# Task goal:
Copy all of the data below line for line, without any changes, and leave the pictures out of your answer.
**** Dataset extract
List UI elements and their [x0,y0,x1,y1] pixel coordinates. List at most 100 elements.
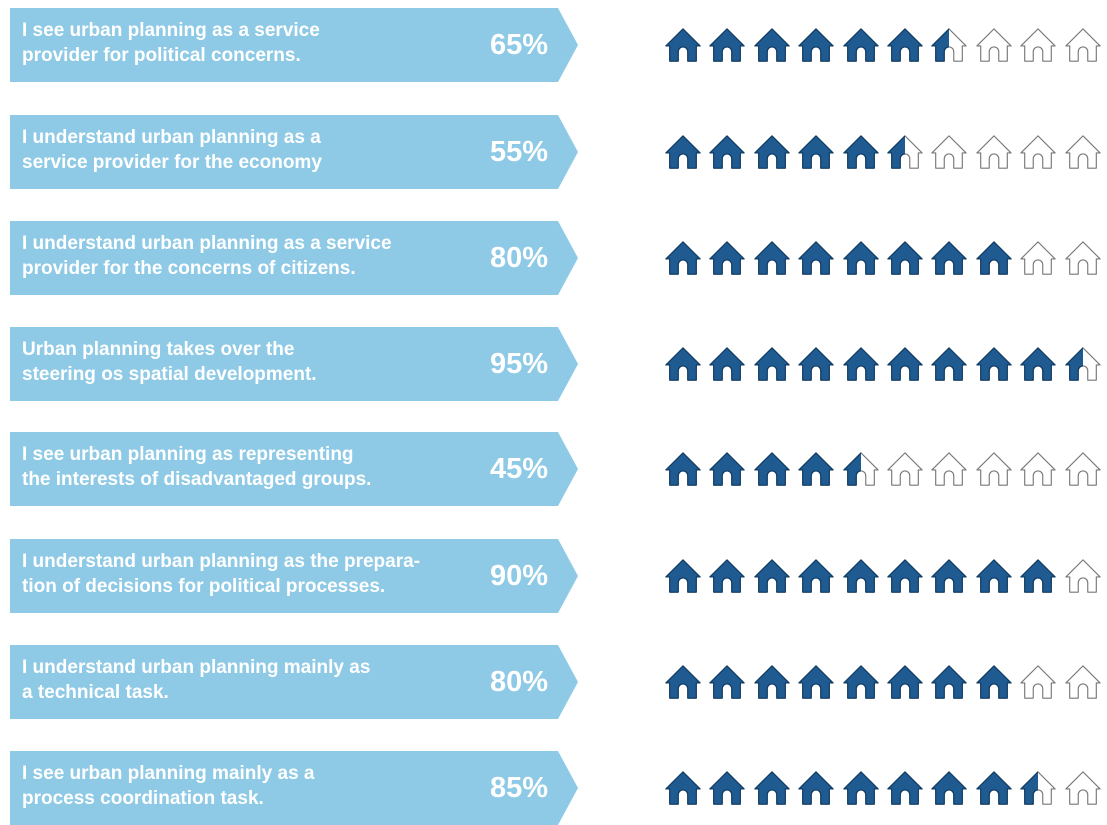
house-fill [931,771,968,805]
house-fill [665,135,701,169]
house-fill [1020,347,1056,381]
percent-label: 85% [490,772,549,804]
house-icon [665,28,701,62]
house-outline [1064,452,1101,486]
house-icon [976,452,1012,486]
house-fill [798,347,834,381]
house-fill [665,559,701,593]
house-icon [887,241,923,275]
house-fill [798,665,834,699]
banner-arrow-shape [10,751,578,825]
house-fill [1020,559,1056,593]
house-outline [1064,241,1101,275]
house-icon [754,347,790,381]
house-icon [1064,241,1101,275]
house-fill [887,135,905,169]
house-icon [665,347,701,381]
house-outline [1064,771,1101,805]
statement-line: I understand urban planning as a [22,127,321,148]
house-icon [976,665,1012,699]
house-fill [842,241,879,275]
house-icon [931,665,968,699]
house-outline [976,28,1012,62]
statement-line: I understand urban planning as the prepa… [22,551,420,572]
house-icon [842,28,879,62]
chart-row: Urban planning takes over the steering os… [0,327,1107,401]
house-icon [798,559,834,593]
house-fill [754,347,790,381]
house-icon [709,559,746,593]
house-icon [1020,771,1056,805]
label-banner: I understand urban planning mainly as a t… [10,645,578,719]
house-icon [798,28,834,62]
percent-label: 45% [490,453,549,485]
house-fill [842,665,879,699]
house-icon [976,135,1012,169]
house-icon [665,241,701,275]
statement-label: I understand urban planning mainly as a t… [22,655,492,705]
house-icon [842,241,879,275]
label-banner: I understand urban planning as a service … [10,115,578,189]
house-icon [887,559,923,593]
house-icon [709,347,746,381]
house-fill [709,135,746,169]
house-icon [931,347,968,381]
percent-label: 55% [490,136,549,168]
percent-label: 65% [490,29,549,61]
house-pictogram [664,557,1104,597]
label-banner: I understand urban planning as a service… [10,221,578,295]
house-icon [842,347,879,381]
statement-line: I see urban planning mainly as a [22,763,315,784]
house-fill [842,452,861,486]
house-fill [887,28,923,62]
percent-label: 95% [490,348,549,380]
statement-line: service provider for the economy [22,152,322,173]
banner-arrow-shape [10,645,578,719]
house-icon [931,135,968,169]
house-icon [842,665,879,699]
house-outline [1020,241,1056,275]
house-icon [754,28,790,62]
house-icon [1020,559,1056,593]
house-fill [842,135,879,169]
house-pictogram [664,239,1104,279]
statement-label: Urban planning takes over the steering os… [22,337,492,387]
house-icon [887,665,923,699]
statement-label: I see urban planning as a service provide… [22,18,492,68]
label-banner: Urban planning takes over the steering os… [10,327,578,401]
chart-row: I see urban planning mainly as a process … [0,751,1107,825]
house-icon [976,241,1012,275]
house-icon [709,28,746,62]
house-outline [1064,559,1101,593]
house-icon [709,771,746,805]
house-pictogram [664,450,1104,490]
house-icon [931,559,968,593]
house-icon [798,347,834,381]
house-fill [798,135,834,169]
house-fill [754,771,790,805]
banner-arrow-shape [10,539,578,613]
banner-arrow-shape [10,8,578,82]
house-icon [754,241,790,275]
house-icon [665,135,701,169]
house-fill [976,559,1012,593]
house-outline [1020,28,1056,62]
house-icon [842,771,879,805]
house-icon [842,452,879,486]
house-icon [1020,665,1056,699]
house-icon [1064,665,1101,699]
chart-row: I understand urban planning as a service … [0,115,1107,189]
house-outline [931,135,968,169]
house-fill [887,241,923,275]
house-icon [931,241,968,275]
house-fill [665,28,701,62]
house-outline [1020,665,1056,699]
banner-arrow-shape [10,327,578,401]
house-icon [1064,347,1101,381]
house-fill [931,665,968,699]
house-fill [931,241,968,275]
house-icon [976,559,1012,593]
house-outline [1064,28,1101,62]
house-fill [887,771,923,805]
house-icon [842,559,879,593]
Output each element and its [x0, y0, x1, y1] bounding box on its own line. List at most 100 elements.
********
# Answer to this exercise:
List UI elements and their [x0,y0,x1,y1] pixel coordinates. List at most 100 elements.
house-fill [931,771,968,805]
house-fill [665,135,701,169]
house-fill [1020,347,1056,381]
percent-label: 85% [490,772,549,804]
house-icon [665,28,701,62]
house-outline [1064,452,1101,486]
house-icon [976,452,1012,486]
house-fill [798,347,834,381]
house-fill [665,559,701,593]
house-icon [887,241,923,275]
house-fill [798,665,834,699]
banner-arrow-shape [10,751,578,825]
house-fill [1020,559,1056,593]
house-outline [1064,241,1101,275]
house-icon [754,347,790,381]
house-icon [1064,241,1101,275]
house-fill [887,135,905,169]
house-icon [665,347,701,381]
house-outline [1064,771,1101,805]
statement-line: I understand urban planning as a [22,127,321,148]
house-icon [976,665,1012,699]
house-fill [842,241,879,275]
house-icon [931,665,968,699]
house-outline [976,28,1012,62]
statement-line: I understand urban planning as the prepa… [22,551,420,572]
house-icon [842,28,879,62]
chart-row: Urban planning takes over the steering os… [0,327,1107,401]
house-icon [798,559,834,593]
house-fill [754,347,790,381]
house-icon [709,559,746,593]
house-icon [1020,771,1056,805]
label-banner: I understand urban planning mainly as a t… [10,645,578,719]
house-icon [798,28,834,62]
percent-label: 45% [490,453,549,485]
house-fill [842,665,879,699]
house-icon [976,135,1012,169]
house-icon [665,241,701,275]
statement-label: I understand urban planning mainly as a t… [22,655,492,705]
house-icon [842,241,879,275]
label-banner: I understand urban planning as a service … [10,115,578,189]
house-icon [887,559,923,593]
house-icon [709,347,746,381]
house-fill [709,135,746,169]
house-icon [931,347,968,381]
percent-label: 55% [490,136,549,168]
percent-label: 65% [490,29,549,61]
house-pictogram [664,557,1104,597]
label-banner: I understand urban planning as a service… [10,221,578,295]
house-icon [842,347,879,381]
statement-line: I see urban planning mainly as a [22,763,315,784]
house-fill [842,452,861,486]
house-fill [887,28,923,62]
percent-label: 95% [490,348,549,380]
statement-line: service provider for the economy [22,152,322,173]
banner-arrow-shape [10,645,578,719]
house-icon [931,135,968,169]
house-icon [842,665,879,699]
house-outline [1020,241,1056,275]
house-icon [754,28,790,62]
house-icon [1020,559,1056,593]
house-fill [842,135,879,169]
house-pictogram [664,239,1104,279]
statement-label: Urban planning takes over the steering os… [22,337,492,387]
house-icon [887,665,923,699]
statement-label: I see urban planning as a service provide… [22,18,492,68]
label-banner: Urban planning takes over the steering os… [10,327,578,401]
chart-row: I see urban planning mainly as a process … [0,751,1107,825]
house-icon [976,241,1012,275]
house-icon [709,28,746,62]
house-outline [1064,559,1101,593]
house-icon [709,771,746,805]
house-pictogram [664,450,1104,490]
house-icon [931,559,968,593]
house-icon [798,347,834,381]
house-fill [798,135,834,169]
house-fill [754,771,790,805]
banner-arrow-shape [10,539,578,613]
banner-arrow-shape [10,8,578,82]
house-icon [754,241,790,275]
house-icon [665,135,701,169]
house-fill [976,559,1012,593]
house-outline [1020,28,1056,62]
house-icon [842,771,879,805]
house-icon [842,452,879,486]
house-icon [1020,665,1056,699]
house-icon [1064,665,1101,699]
chart-row: I understand urban planning as a service … [0,115,1107,189]
house-outline [931,135,968,169]
house-fill [887,241,923,275]
house-icon [931,241,968,275]
house-fill [665,28,701,62]
house-outline [1020,665,1056,699]
banner-arrow-shape [10,327,578,401]
house-icon [1064,347,1101,381]
house-fill [931,665,968,699]
house-fill [931,241,968,275]
house-icon [976,559,1012,593]
house-outline [1064,28,1101,62]
house-fill [887,771,923,805]
house-icon [842,559,879,593]
Output each element and its [x0, y0, x1, y1] bounding box on its own line. List at most 100 elements.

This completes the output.